— AIM —
Search the material for the word "JSON" and copy each line that holds it.
• • • • • • •
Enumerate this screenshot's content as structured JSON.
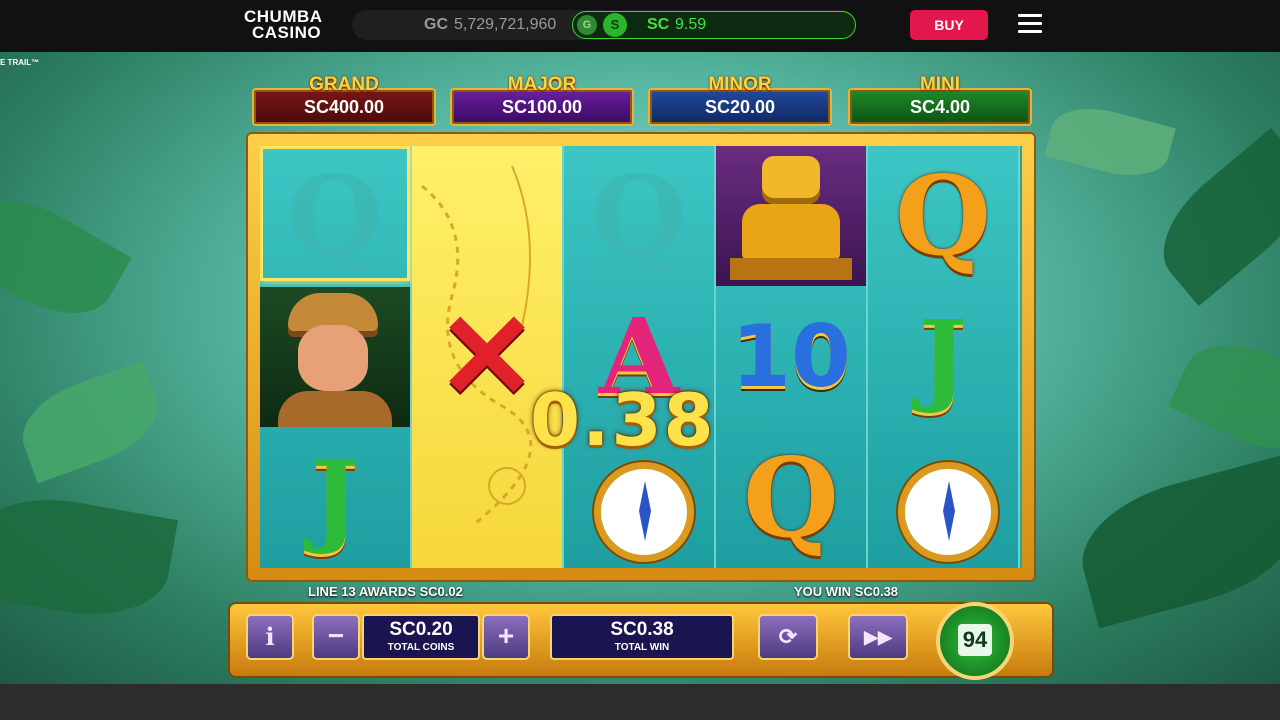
{
  "header": {
    "logo_line1": "CHUMBA",
    "logo_line2": "CASINO",
    "gc_label": "GC",
    "gc_value": "5,729,721,960",
    "toggle_gc": "G",
    "toggle_sc": "S",
    "sc_label": "SC",
    "sc_value": "9.59",
    "buy_label": "BUY"
  },
  "game": {
    "title_fragment": "E TRAIL™",
    "jackpots": [
      {
        "name": "GRAND",
        "amount": "SC400.00"
      },
      {
        "name": "MAJOR",
        "amount": "SC100.00"
      },
      {
        "name": "MINOR",
        "amount": "SC20.00"
      },
      {
        "name": "MINI",
        "amount": "SC4.00"
      }
    ],
    "reels": [
      [
        "Q",
        "explorer",
        "J"
      ],
      [
        "map-x",
        "map-x",
        "map-x"
      ],
      [
        "Q",
        "A",
        "compass"
      ],
      [
        "idol",
        "10",
        "Q"
      ],
      [
        "Q",
        "J",
        "compass"
      ]
    ],
    "reel_symbols": {
      "q": "Q",
      "j": "J",
      "a": "A",
      "ten": "10",
      "x": "✕"
    },
    "win_amount": "0.38",
    "line_message": "LINE 13 AWARDS SC0.02",
    "win_message": "YOU WIN SC0.38"
  },
  "controls": {
    "info_label": "i",
    "minus_label": "−",
    "plus_label": "+",
    "total_coins_value": "SC0.20",
    "total_coins_label": "TOTAL COINS",
    "total_win_value": "SC0.38",
    "total_win_label": "TOTAL WIN",
    "autoplay_icon": "refresh-icon",
    "turbo_icon": "fast-forward-icon",
    "spins_remaining": "94"
  },
  "colors": {
    "buy": "#e3174b",
    "sc_green": "#41e341",
    "frame_gold": "#ffc73b"
  }
}
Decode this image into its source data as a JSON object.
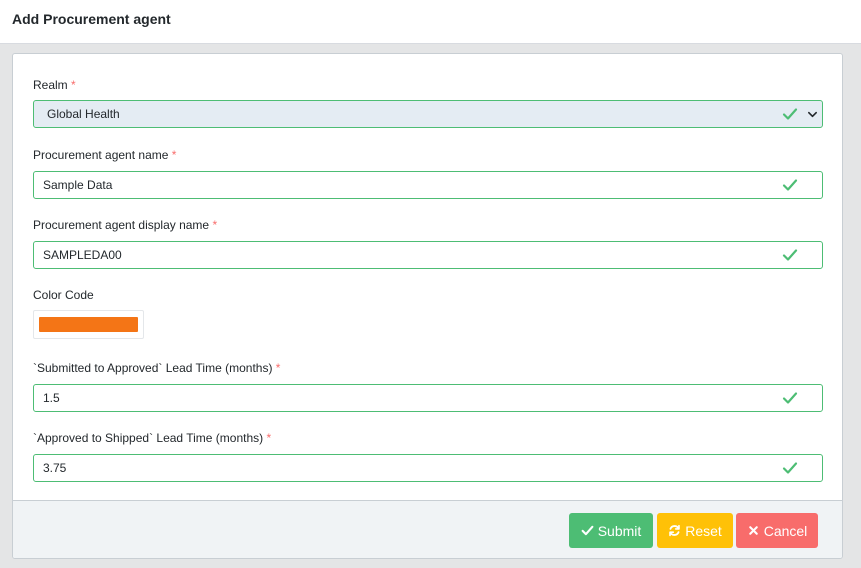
{
  "header": {
    "title": "Add Procurement agent"
  },
  "form": {
    "required_marker": "*",
    "realm": {
      "label": "Realm",
      "value": "Global Health"
    },
    "agent_name": {
      "label": "Procurement agent name",
      "value": "Sample Data"
    },
    "display_name": {
      "label": "Procurement agent display name",
      "value": "SAMPLEDA00"
    },
    "color_code": {
      "label": "Color Code",
      "color": "#f47516"
    },
    "submitted_to_approved": {
      "label": "`Submitted to Approved` Lead Time (months)",
      "value": "1.5"
    },
    "approved_to_shipped": {
      "label": "`Approved to Shipped` Lead Time (months)",
      "value": "3.75"
    }
  },
  "footer": {
    "submit_label": "Submit",
    "reset_label": "Reset",
    "cancel_label": "Cancel"
  },
  "colors": {
    "valid": "#4dbd74",
    "submit": "#4dbd74",
    "reset": "#ffc107",
    "cancel": "#f86c6b"
  },
  "icons": {
    "valid": "check-icon",
    "select": "chevron-down-icon",
    "submit": "check-icon",
    "reset": "refresh-icon",
    "cancel": "times-icon"
  }
}
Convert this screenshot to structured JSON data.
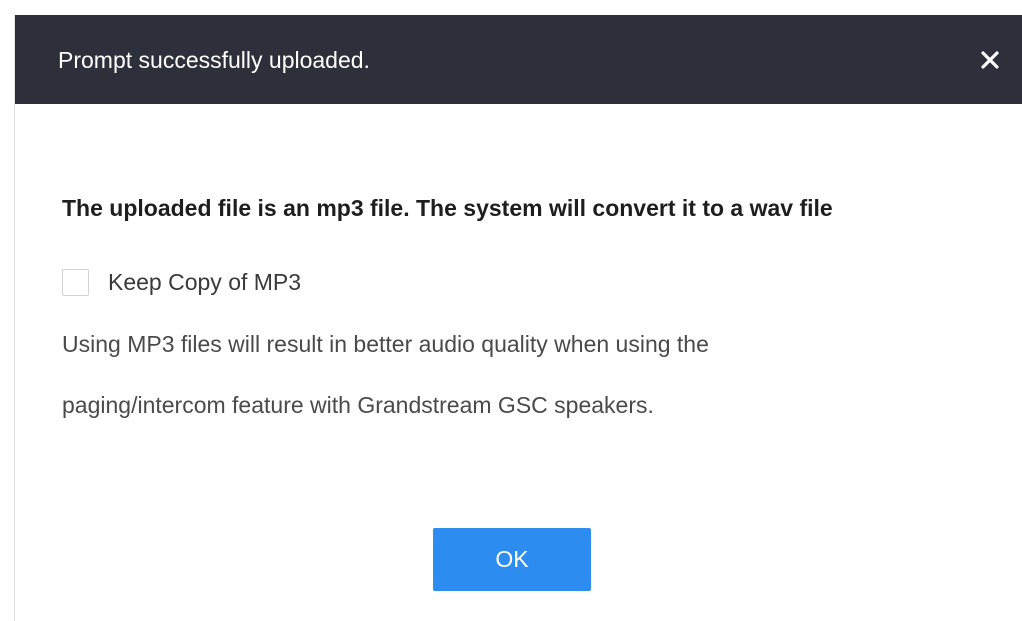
• • • • • • •
— THE COMPLETED TASK —
Enumerate this screenshot's content as structured JSON.
Decode this image into its source data as a JSON object.
Convert this screenshot to structured JSON data.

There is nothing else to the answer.